Reproduce the listing verbatim.

.....

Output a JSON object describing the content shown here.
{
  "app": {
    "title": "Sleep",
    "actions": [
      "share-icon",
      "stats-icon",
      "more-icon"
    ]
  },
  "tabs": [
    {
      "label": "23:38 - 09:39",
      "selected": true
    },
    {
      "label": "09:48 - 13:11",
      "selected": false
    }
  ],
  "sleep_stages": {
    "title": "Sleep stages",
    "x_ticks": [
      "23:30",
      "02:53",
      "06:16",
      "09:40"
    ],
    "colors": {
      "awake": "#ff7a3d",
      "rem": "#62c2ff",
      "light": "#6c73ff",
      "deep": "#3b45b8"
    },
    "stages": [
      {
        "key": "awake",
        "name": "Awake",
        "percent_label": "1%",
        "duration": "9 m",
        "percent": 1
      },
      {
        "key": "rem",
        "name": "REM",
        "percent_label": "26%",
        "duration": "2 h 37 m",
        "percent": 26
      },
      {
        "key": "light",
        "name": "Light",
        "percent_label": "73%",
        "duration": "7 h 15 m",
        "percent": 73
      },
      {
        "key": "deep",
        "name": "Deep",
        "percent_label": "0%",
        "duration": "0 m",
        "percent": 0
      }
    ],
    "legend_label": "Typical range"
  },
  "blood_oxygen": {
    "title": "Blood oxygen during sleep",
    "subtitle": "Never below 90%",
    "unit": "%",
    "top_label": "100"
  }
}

.....

• Worked solution:
Output a JSON object describing the content shown here.
{
  "app": {
    "title": "Sleep",
    "actions": [
      "share-icon",
      "stats-icon",
      "more-icon"
    ]
  },
  "tabs": [
    {
      "label": "23:38 - 09:39",
      "selected": true
    },
    {
      "label": "09:48 - 13:11",
      "selected": false
    }
  ],
  "sleep_stages": {
    "title": "Sleep stages",
    "x_ticks": [
      "23:30",
      "02:53",
      "06:16",
      "09:40"
    ],
    "colors": {
      "awake": "#ff7a3d",
      "rem": "#62c2ff",
      "light": "#6c73ff",
      "deep": "#3b45b8"
    },
    "stages": [
      {
        "key": "awake",
        "name": "Awake",
        "percent_label": "1%",
        "duration": "9 m",
        "percent": 1
      },
      {
        "key": "rem",
        "name": "REM",
        "percent_label": "26%",
        "duration": "2 h 37 m",
        "percent": 26
      },
      {
        "key": "light",
        "name": "Light",
        "percent_label": "73%",
        "duration": "7 h 15 m",
        "percent": 73
      },
      {
        "key": "deep",
        "name": "Deep",
        "percent_label": "0%",
        "duration": "0 m",
        "percent": 0
      }
    ],
    "legend_label": "Typical range"
  },
  "blood_oxygen": {
    "title": "Blood oxygen during sleep",
    "subtitle": "Never below 90%",
    "unit": "%",
    "top_label": "100"
  }
}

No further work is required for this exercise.